Direction: Copy each line in which the string "index" occurs.

-- Begin --

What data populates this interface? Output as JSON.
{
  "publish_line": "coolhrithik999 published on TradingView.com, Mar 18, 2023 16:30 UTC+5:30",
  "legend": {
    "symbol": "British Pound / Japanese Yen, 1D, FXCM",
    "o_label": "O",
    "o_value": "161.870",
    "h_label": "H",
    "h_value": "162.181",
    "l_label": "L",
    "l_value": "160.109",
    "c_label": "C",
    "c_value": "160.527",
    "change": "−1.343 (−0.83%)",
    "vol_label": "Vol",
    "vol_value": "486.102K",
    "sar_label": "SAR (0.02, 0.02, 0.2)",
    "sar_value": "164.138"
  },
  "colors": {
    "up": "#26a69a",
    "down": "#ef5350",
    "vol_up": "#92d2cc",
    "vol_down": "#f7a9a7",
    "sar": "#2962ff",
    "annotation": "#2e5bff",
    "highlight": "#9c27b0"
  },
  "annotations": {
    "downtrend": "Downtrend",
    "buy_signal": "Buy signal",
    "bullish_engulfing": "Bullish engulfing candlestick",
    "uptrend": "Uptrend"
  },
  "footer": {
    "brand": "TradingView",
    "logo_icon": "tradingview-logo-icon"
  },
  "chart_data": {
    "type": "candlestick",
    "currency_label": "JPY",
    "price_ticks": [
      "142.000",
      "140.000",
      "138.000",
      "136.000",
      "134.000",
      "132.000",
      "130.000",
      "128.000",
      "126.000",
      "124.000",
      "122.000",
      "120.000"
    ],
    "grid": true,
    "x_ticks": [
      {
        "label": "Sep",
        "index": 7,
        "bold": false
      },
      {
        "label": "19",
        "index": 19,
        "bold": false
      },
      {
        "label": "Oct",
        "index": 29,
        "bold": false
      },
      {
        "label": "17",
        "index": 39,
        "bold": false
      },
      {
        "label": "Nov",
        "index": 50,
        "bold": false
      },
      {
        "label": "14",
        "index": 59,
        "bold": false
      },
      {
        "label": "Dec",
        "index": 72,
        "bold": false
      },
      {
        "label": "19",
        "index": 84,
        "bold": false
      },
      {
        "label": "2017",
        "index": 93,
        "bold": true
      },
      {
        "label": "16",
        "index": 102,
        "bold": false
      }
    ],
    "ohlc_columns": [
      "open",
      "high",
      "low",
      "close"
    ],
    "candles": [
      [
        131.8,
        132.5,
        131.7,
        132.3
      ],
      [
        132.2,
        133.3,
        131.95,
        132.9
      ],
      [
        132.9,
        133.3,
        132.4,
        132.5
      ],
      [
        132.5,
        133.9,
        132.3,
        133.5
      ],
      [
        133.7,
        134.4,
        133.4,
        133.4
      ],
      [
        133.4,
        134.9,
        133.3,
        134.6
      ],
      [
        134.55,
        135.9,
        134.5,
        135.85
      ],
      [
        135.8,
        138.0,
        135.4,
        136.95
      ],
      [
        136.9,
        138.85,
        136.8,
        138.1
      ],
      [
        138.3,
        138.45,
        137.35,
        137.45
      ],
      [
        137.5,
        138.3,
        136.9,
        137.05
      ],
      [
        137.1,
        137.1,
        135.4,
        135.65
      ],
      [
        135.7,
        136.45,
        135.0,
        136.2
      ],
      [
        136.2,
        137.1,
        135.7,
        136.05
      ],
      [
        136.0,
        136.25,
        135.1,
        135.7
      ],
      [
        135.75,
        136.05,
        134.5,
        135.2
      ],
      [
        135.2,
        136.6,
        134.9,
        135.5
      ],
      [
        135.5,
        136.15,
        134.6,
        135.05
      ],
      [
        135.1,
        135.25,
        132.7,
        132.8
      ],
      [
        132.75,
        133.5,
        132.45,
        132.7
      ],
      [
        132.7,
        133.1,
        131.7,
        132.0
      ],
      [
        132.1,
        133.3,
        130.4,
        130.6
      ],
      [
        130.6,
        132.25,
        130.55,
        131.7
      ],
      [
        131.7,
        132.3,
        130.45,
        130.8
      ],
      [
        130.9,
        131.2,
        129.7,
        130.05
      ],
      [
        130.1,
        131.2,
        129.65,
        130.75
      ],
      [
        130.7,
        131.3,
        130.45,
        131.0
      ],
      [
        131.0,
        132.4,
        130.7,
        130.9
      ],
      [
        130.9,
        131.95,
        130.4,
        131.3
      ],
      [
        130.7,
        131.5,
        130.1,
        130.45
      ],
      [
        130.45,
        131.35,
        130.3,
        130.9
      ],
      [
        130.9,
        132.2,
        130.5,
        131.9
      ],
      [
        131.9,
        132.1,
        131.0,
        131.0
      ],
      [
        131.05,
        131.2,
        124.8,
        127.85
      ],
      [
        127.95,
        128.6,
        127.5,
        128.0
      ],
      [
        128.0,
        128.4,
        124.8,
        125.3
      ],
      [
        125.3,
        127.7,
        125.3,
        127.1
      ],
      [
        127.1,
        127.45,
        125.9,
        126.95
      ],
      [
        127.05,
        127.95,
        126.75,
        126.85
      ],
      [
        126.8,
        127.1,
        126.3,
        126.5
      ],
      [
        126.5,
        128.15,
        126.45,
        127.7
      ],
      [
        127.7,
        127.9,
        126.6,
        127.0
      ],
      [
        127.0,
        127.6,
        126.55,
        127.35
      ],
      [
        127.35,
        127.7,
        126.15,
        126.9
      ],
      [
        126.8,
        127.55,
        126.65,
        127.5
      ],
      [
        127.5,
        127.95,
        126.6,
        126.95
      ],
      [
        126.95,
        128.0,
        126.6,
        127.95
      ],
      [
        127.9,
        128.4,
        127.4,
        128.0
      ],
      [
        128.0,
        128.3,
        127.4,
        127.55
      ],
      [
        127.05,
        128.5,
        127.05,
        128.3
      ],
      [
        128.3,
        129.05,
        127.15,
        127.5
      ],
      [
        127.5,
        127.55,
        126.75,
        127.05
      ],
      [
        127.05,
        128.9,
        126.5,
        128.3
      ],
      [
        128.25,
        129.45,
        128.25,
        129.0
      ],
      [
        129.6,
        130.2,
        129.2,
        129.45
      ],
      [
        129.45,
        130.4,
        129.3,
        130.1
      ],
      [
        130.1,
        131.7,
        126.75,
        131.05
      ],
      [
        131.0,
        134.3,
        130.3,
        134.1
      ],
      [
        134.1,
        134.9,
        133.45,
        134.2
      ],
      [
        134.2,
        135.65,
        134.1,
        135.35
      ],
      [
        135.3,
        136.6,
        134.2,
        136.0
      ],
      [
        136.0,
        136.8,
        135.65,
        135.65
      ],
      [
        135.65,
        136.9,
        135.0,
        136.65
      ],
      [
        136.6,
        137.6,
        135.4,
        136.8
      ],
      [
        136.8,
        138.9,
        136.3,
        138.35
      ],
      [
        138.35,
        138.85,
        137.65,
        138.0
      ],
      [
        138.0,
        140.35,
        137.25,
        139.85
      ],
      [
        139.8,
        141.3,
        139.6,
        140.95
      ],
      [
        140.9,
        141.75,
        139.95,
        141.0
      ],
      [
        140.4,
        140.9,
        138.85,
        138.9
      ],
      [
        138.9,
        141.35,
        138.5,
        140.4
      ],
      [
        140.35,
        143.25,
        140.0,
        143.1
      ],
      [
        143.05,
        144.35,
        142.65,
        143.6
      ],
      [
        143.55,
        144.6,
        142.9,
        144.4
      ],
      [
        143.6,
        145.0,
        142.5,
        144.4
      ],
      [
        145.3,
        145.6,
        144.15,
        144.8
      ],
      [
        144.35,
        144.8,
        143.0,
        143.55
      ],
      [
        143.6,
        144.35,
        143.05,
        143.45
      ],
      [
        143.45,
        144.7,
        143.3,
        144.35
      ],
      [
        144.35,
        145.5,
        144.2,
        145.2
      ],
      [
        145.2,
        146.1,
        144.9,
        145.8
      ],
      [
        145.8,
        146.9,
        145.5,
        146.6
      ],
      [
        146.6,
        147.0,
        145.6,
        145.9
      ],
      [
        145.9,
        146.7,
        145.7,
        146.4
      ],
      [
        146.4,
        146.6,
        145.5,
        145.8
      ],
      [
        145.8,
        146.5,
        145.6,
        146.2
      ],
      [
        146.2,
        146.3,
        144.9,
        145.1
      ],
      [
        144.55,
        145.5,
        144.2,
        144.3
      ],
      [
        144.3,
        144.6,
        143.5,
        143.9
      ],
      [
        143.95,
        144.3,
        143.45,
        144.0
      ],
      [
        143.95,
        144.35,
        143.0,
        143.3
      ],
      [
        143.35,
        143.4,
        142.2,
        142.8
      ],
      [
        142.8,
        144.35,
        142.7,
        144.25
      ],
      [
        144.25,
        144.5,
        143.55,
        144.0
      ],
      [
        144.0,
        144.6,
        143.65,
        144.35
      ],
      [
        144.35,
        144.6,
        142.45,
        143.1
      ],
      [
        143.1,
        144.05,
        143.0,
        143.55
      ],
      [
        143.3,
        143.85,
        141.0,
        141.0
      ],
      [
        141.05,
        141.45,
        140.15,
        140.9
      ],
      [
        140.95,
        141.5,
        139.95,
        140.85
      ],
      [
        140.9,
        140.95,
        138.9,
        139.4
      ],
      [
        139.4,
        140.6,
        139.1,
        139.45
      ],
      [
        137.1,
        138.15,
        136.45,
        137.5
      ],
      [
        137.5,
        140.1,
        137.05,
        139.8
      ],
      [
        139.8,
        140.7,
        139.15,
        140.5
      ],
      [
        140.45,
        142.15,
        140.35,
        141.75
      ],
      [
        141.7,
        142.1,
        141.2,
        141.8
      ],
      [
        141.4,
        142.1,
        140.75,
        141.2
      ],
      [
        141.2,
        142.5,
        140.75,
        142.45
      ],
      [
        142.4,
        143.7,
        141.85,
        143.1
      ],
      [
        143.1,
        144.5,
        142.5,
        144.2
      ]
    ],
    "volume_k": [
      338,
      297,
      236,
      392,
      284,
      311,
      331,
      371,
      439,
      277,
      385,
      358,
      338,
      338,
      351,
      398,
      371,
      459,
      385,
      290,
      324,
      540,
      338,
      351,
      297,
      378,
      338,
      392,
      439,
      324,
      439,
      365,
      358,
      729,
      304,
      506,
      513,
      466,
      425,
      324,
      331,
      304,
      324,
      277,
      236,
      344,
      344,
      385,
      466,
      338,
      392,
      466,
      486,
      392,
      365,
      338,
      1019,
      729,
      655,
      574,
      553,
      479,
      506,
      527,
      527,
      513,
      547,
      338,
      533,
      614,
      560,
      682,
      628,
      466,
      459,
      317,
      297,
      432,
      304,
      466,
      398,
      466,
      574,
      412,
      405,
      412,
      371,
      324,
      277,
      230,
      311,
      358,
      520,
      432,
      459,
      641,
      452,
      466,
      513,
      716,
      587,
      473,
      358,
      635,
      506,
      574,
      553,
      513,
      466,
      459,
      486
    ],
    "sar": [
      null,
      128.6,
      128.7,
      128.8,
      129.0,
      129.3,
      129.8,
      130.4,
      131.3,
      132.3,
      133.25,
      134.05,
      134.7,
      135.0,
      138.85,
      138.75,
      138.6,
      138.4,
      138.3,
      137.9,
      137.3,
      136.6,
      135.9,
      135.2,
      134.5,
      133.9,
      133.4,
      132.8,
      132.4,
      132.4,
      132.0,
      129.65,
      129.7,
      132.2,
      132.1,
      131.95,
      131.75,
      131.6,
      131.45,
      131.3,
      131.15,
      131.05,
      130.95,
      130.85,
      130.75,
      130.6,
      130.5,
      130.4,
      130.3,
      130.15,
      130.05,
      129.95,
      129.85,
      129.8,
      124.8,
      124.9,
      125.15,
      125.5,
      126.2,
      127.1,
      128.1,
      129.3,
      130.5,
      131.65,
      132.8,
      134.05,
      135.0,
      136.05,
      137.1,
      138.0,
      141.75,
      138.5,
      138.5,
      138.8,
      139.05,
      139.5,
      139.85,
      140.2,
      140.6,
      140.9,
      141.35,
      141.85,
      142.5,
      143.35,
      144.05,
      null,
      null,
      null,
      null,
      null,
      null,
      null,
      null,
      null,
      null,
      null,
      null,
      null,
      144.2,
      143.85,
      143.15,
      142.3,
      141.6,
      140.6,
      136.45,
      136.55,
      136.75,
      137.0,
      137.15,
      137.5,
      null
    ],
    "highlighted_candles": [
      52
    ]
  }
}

-- End --

Final result:
        "index": 7,
        "index": 19,
        "index": 29,
        "index": 39,
        "index": 50,
        "index": 59,
        "index": 72,
        "index": 84,
        "index": 93,
        "index": 102,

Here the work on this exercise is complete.